▶ Stated exercise: Transcribe the material word for word, but without the images.

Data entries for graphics
-- begin --
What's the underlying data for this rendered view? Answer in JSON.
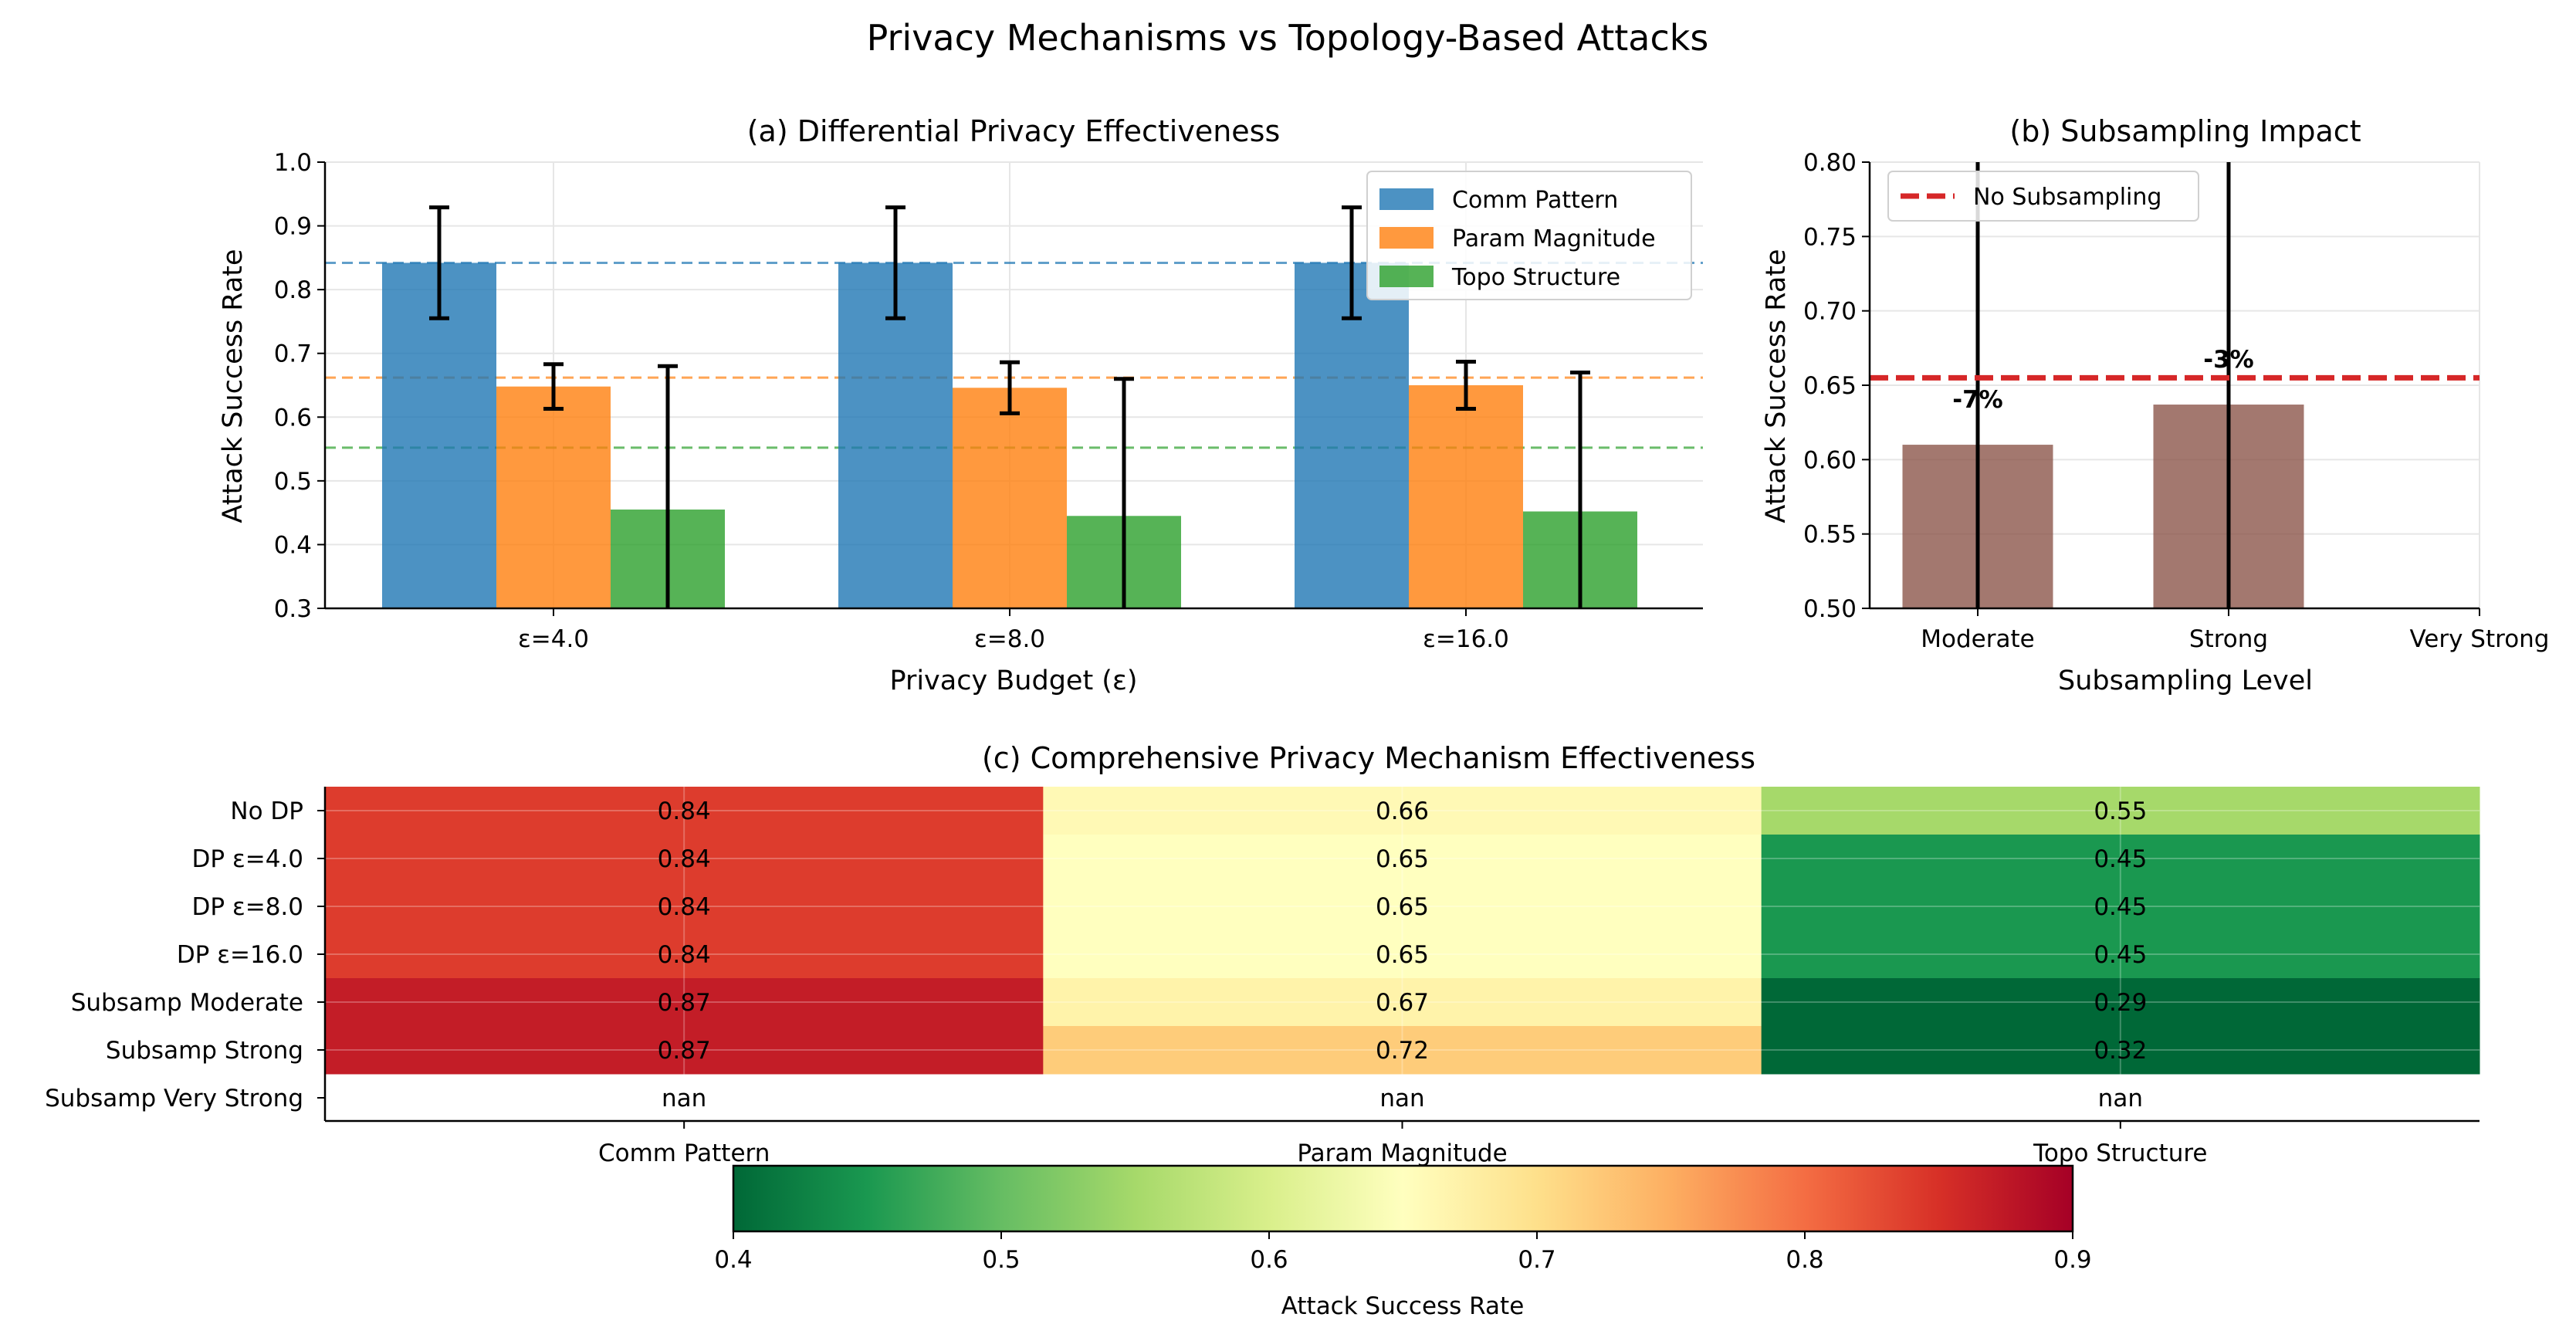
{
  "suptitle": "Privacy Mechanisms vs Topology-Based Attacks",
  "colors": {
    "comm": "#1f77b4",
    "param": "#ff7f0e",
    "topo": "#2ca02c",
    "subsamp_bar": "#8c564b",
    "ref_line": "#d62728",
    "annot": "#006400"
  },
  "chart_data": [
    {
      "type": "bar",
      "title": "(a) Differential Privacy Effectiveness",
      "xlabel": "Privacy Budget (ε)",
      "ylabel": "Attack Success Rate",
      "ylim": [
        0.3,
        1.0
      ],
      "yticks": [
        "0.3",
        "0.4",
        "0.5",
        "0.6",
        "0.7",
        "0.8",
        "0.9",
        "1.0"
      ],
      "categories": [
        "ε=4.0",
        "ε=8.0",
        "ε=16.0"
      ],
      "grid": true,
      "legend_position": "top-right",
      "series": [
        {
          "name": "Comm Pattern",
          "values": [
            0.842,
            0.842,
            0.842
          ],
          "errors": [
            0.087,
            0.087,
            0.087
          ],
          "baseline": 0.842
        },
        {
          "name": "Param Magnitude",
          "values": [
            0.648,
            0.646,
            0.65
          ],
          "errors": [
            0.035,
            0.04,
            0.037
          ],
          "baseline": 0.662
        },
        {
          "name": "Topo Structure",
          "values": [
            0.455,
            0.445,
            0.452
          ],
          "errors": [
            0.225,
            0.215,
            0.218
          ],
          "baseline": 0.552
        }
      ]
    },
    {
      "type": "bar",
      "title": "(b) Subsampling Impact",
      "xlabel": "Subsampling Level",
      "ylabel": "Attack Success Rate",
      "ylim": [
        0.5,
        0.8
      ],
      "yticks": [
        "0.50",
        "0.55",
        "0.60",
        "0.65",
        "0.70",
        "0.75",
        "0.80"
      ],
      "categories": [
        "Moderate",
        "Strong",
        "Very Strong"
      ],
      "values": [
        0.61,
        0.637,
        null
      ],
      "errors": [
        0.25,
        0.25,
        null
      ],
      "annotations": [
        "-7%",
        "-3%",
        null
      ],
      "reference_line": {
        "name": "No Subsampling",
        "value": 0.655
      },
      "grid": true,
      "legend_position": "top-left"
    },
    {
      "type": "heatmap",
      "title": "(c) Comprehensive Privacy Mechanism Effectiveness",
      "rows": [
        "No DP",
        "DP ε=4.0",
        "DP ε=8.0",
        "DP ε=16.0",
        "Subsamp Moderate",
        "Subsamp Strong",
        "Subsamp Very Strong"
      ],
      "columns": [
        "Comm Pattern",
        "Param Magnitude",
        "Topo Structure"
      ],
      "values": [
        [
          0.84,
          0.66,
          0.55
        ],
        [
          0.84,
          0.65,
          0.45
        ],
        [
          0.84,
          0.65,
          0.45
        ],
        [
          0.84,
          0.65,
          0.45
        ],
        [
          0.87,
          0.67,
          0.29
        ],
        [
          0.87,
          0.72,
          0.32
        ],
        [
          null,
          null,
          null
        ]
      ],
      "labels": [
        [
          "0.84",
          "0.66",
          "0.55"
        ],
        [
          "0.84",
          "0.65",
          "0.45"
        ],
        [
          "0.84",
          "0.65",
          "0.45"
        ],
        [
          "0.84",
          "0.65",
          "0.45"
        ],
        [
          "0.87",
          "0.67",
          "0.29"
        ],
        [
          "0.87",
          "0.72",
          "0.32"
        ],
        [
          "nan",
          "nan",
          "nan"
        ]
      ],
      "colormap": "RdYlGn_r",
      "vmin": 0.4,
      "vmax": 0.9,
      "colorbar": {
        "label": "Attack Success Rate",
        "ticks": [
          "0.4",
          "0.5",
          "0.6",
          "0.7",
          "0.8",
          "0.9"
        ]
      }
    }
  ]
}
-- end --
▶ Final answer:
What's the underlying data for this rendered view? Answer in JSON.
{
  "suptitle": "Privacy Mechanisms vs Topology-Based Attacks",
  "colors": {
    "comm": "#1f77b4",
    "param": "#ff7f0e",
    "topo": "#2ca02c",
    "subsamp_bar": "#8c564b",
    "ref_line": "#d62728",
    "annot": "#006400"
  },
  "chart_data": [
    {
      "type": "bar",
      "title": "(a) Differential Privacy Effectiveness",
      "xlabel": "Privacy Budget (ε)",
      "ylabel": "Attack Success Rate",
      "ylim": [
        0.3,
        1.0
      ],
      "yticks": [
        "0.3",
        "0.4",
        "0.5",
        "0.6",
        "0.7",
        "0.8",
        "0.9",
        "1.0"
      ],
      "categories": [
        "ε=4.0",
        "ε=8.0",
        "ε=16.0"
      ],
      "grid": true,
      "legend_position": "top-right",
      "series": [
        {
          "name": "Comm Pattern",
          "values": [
            0.842,
            0.842,
            0.842
          ],
          "errors": [
            0.087,
            0.087,
            0.087
          ],
          "baseline": 0.842
        },
        {
          "name": "Param Magnitude",
          "values": [
            0.648,
            0.646,
            0.65
          ],
          "errors": [
            0.035,
            0.04,
            0.037
          ],
          "baseline": 0.662
        },
        {
          "name": "Topo Structure",
          "values": [
            0.455,
            0.445,
            0.452
          ],
          "errors": [
            0.225,
            0.215,
            0.218
          ],
          "baseline": 0.552
        }
      ]
    },
    {
      "type": "bar",
      "title": "(b) Subsampling Impact",
      "xlabel": "Subsampling Level",
      "ylabel": "Attack Success Rate",
      "ylim": [
        0.5,
        0.8
      ],
      "yticks": [
        "0.50",
        "0.55",
        "0.60",
        "0.65",
        "0.70",
        "0.75",
        "0.80"
      ],
      "categories": [
        "Moderate",
        "Strong",
        "Very Strong"
      ],
      "values": [
        0.61,
        0.637,
        null
      ],
      "errors": [
        0.25,
        0.25,
        null
      ],
      "annotations": [
        "-7%",
        "-3%",
        null
      ],
      "reference_line": {
        "name": "No Subsampling",
        "value": 0.655
      },
      "grid": true,
      "legend_position": "top-left"
    },
    {
      "type": "heatmap",
      "title": "(c) Comprehensive Privacy Mechanism Effectiveness",
      "rows": [
        "No DP",
        "DP ε=4.0",
        "DP ε=8.0",
        "DP ε=16.0",
        "Subsamp Moderate",
        "Subsamp Strong",
        "Subsamp Very Strong"
      ],
      "columns": [
        "Comm Pattern",
        "Param Magnitude",
        "Topo Structure"
      ],
      "values": [
        [
          0.84,
          0.66,
          0.55
        ],
        [
          0.84,
          0.65,
          0.45
        ],
        [
          0.84,
          0.65,
          0.45
        ],
        [
          0.84,
          0.65,
          0.45
        ],
        [
          0.87,
          0.67,
          0.29
        ],
        [
          0.87,
          0.72,
          0.32
        ],
        [
          null,
          null,
          null
        ]
      ],
      "labels": [
        [
          "0.84",
          "0.66",
          "0.55"
        ],
        [
          "0.84",
          "0.65",
          "0.45"
        ],
        [
          "0.84",
          "0.65",
          "0.45"
        ],
        [
          "0.84",
          "0.65",
          "0.45"
        ],
        [
          "0.87",
          "0.67",
          "0.29"
        ],
        [
          "0.87",
          "0.72",
          "0.32"
        ],
        [
          "nan",
          "nan",
          "nan"
        ]
      ],
      "colormap": "RdYlGn_r",
      "vmin": 0.4,
      "vmax": 0.9,
      "colorbar": {
        "label": "Attack Success Rate",
        "ticks": [
          "0.4",
          "0.5",
          "0.6",
          "0.7",
          "0.8",
          "0.9"
        ]
      }
    }
  ]
}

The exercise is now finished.